■ **REQUIREMENTS**:
Copy out the data below verbatim.
------------------------------------------------------------
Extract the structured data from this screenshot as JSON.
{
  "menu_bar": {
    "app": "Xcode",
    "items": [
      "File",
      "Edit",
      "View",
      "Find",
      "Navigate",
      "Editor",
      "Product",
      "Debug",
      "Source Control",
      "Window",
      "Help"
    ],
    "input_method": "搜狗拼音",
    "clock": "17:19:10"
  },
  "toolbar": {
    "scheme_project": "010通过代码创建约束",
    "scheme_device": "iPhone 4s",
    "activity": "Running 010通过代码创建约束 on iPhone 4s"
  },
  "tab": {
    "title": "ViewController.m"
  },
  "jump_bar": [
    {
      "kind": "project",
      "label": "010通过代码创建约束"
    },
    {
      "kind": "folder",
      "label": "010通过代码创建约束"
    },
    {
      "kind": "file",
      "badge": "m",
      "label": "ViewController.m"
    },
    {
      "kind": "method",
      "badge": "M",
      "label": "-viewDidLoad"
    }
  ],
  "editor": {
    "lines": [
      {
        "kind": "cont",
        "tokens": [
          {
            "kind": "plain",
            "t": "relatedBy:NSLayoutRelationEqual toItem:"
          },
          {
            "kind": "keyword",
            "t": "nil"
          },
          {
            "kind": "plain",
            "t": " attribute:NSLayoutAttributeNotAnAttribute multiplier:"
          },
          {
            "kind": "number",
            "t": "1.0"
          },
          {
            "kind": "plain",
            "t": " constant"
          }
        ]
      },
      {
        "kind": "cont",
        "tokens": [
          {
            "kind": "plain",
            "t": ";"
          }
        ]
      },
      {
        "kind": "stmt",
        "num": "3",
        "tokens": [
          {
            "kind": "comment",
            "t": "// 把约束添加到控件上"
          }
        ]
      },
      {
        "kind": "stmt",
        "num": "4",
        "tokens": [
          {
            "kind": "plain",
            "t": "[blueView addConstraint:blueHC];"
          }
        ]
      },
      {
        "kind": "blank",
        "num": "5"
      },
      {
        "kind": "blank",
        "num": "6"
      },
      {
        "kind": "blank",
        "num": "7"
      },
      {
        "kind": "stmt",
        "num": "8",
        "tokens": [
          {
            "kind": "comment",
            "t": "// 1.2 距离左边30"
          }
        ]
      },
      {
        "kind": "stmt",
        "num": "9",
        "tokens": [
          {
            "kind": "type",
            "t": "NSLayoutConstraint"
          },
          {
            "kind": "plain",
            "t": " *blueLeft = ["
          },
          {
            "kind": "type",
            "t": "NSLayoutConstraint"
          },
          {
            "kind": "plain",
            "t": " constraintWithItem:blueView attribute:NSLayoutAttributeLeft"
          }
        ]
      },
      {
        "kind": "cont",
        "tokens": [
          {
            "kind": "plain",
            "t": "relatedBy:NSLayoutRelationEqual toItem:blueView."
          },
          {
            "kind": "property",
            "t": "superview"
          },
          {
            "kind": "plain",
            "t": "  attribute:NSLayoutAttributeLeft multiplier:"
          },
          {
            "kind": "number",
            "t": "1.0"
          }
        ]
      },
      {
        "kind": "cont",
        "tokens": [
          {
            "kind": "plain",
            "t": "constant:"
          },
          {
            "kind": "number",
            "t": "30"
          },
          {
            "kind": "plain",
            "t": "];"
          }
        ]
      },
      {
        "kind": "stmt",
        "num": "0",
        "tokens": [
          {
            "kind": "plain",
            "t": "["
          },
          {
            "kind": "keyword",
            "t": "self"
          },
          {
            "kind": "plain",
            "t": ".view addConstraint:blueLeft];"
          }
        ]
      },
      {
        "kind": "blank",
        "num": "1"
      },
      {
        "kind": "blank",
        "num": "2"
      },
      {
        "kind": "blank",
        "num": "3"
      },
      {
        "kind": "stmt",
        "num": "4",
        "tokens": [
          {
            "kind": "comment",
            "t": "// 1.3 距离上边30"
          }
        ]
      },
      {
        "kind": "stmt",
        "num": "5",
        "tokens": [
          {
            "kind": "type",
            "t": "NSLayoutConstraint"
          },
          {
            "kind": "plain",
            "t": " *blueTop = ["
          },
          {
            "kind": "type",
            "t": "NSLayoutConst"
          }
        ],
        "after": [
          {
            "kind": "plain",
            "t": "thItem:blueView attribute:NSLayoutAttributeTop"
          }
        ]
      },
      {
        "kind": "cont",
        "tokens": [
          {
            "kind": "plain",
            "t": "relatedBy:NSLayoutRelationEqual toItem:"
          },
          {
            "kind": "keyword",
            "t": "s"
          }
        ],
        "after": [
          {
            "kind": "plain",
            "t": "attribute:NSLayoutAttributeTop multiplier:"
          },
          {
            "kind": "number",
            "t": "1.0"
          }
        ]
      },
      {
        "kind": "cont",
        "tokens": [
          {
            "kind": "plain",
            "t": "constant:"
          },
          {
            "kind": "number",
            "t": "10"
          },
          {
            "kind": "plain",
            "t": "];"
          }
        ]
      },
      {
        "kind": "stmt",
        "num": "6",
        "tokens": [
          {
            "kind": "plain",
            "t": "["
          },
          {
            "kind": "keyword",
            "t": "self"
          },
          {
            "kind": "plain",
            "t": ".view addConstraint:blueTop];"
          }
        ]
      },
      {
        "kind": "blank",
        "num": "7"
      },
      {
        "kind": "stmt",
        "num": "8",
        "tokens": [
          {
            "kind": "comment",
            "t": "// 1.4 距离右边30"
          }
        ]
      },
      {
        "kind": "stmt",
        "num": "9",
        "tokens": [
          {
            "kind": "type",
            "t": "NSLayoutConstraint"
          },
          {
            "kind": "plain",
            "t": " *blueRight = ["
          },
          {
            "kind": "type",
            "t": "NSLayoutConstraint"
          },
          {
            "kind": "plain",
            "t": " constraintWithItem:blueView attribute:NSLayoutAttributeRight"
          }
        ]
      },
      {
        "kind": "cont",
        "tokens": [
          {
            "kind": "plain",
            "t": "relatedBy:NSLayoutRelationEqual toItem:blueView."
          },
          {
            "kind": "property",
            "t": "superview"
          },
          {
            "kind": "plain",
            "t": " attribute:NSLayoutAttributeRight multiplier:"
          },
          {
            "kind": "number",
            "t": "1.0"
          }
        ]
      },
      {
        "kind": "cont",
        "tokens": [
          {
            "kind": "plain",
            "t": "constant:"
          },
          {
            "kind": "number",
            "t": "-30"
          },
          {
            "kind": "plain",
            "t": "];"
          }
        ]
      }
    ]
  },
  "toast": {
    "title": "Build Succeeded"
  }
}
------------------------------------------------------------
■ **RESULT OF THE TASK**:
Extract the structured data from this screenshot as JSON.
{
  "menu_bar": {
    "app": "Xcode",
    "items": [
      "File",
      "Edit",
      "View",
      "Find",
      "Navigate",
      "Editor",
      "Product",
      "Debug",
      "Source Control",
      "Window",
      "Help"
    ],
    "input_method": "搜狗拼音",
    "clock": "17:19:10"
  },
  "toolbar": {
    "scheme_project": "010通过代码创建约束",
    "scheme_device": "iPhone 4s",
    "activity": "Running 010通过代码创建约束 on iPhone 4s"
  },
  "tab": {
    "title": "ViewController.m"
  },
  "jump_bar": [
    {
      "kind": "project",
      "label": "010通过代码创建约束"
    },
    {
      "kind": "folder",
      "label": "010通过代码创建约束"
    },
    {
      "kind": "file",
      "badge": "m",
      "label": "ViewController.m"
    },
    {
      "kind": "method",
      "badge": "M",
      "label": "-viewDidLoad"
    }
  ],
  "editor": {
    "lines": [
      {
        "kind": "cont",
        "tokens": [
          {
            "kind": "plain",
            "t": "relatedBy:NSLayoutRelationEqual toItem:"
          },
          {
            "kind": "keyword",
            "t": "nil"
          },
          {
            "kind": "plain",
            "t": " attribute:NSLayoutAttributeNotAnAttribute multiplier:"
          },
          {
            "kind": "number",
            "t": "1.0"
          },
          {
            "kind": "plain",
            "t": " constant"
          }
        ]
      },
      {
        "kind": "cont",
        "tokens": [
          {
            "kind": "plain",
            "t": ";"
          }
        ]
      },
      {
        "kind": "stmt",
        "num": "3",
        "tokens": [
          {
            "kind": "comment",
            "t": "// 把约束添加到控件上"
          }
        ]
      },
      {
        "kind": "stmt",
        "num": "4",
        "tokens": [
          {
            "kind": "plain",
            "t": "[blueView addConstraint:blueHC];"
          }
        ]
      },
      {
        "kind": "blank",
        "num": "5"
      },
      {
        "kind": "blank",
        "num": "6"
      },
      {
        "kind": "blank",
        "num": "7"
      },
      {
        "kind": "stmt",
        "num": "8",
        "tokens": [
          {
            "kind": "comment",
            "t": "// 1.2 距离左边30"
          }
        ]
      },
      {
        "kind": "stmt",
        "num": "9",
        "tokens": [
          {
            "kind": "type",
            "t": "NSLayoutConstraint"
          },
          {
            "kind": "plain",
            "t": " *blueLeft = ["
          },
          {
            "kind": "type",
            "t": "NSLayoutConstraint"
          },
          {
            "kind": "plain",
            "t": " constraintWithItem:blueView attribute:NSLayoutAttributeLeft"
          }
        ]
      },
      {
        "kind": "cont",
        "tokens": [
          {
            "kind": "plain",
            "t": "relatedBy:NSLayoutRelationEqual toItem:blueView."
          },
          {
            "kind": "property",
            "t": "superview"
          },
          {
            "kind": "plain",
            "t": "  attribute:NSLayoutAttributeLeft multiplier:"
          },
          {
            "kind": "number",
            "t": "1.0"
          }
        ]
      },
      {
        "kind": "cont",
        "tokens": [
          {
            "kind": "plain",
            "t": "constant:"
          },
          {
            "kind": "number",
            "t": "30"
          },
          {
            "kind": "plain",
            "t": "];"
          }
        ]
      },
      {
        "kind": "stmt",
        "num": "0",
        "tokens": [
          {
            "kind": "plain",
            "t": "["
          },
          {
            "kind": "keyword",
            "t": "self"
          },
          {
            "kind": "plain",
            "t": ".view addConstraint:blueLeft];"
          }
        ]
      },
      {
        "kind": "blank",
        "num": "1"
      },
      {
        "kind": "blank",
        "num": "2"
      },
      {
        "kind": "blank",
        "num": "3"
      },
      {
        "kind": "stmt",
        "num": "4",
        "tokens": [
          {
            "kind": "comment",
            "t": "// 1.3 距离上边30"
          }
        ]
      },
      {
        "kind": "stmt",
        "num": "5",
        "tokens": [
          {
            "kind": "type",
            "t": "NSLayoutConstraint"
          },
          {
            "kind": "plain",
            "t": " *blueTop = ["
          },
          {
            "kind": "type",
            "t": "NSLayoutConst"
          }
        ],
        "after": [
          {
            "kind": "plain",
            "t": "thItem:blueView attribute:NSLayoutAttributeTop"
          }
        ]
      },
      {
        "kind": "cont",
        "tokens": [
          {
            "kind": "plain",
            "t": "relatedBy:NSLayoutRelationEqual toItem:"
          },
          {
            "kind": "keyword",
            "t": "s"
          }
        ],
        "after": [
          {
            "kind": "plain",
            "t": "attribute:NSLayoutAttributeTop multiplier:"
          },
          {
            "kind": "number",
            "t": "1.0"
          }
        ]
      },
      {
        "kind": "cont",
        "tokens": [
          {
            "kind": "plain",
            "t": "constant:"
          },
          {
            "kind": "number",
            "t": "10"
          },
          {
            "kind": "plain",
            "t": "];"
          }
        ]
      },
      {
        "kind": "stmt",
        "num": "6",
        "tokens": [
          {
            "kind": "plain",
            "t": "["
          },
          {
            "kind": "keyword",
            "t": "self"
          },
          {
            "kind": "plain",
            "t": ".view addConstraint:blueTop];"
          }
        ]
      },
      {
        "kind": "blank",
        "num": "7"
      },
      {
        "kind": "stmt",
        "num": "8",
        "tokens": [
          {
            "kind": "comment",
            "t": "// 1.4 距离右边30"
          }
        ]
      },
      {
        "kind": "stmt",
        "num": "9",
        "tokens": [
          {
            "kind": "type",
            "t": "NSLayoutConstraint"
          },
          {
            "kind": "plain",
            "t": " *blueRight = ["
          },
          {
            "kind": "type",
            "t": "NSLayoutConstraint"
          },
          {
            "kind": "plain",
            "t": " constraintWithItem:blueView attribute:NSLayoutAttributeRight"
          }
        ]
      },
      {
        "kind": "cont",
        "tokens": [
          {
            "kind": "plain",
            "t": "relatedBy:NSLayoutRelationEqual toItem:blueView."
          },
          {
            "kind": "property",
            "t": "superview"
          },
          {
            "kind": "plain",
            "t": " attribute:NSLayoutAttributeRight multiplier:"
          },
          {
            "kind": "number",
            "t": "1.0"
          }
        ]
      },
      {
        "kind": "cont",
        "tokens": [
          {
            "kind": "plain",
            "t": "constant:"
          },
          {
            "kind": "number",
            "t": "-30"
          },
          {
            "kind": "plain",
            "t": "];"
          }
        ]
      }
    ]
  },
  "toast": {
    "title": "Build Succeeded"
  }
}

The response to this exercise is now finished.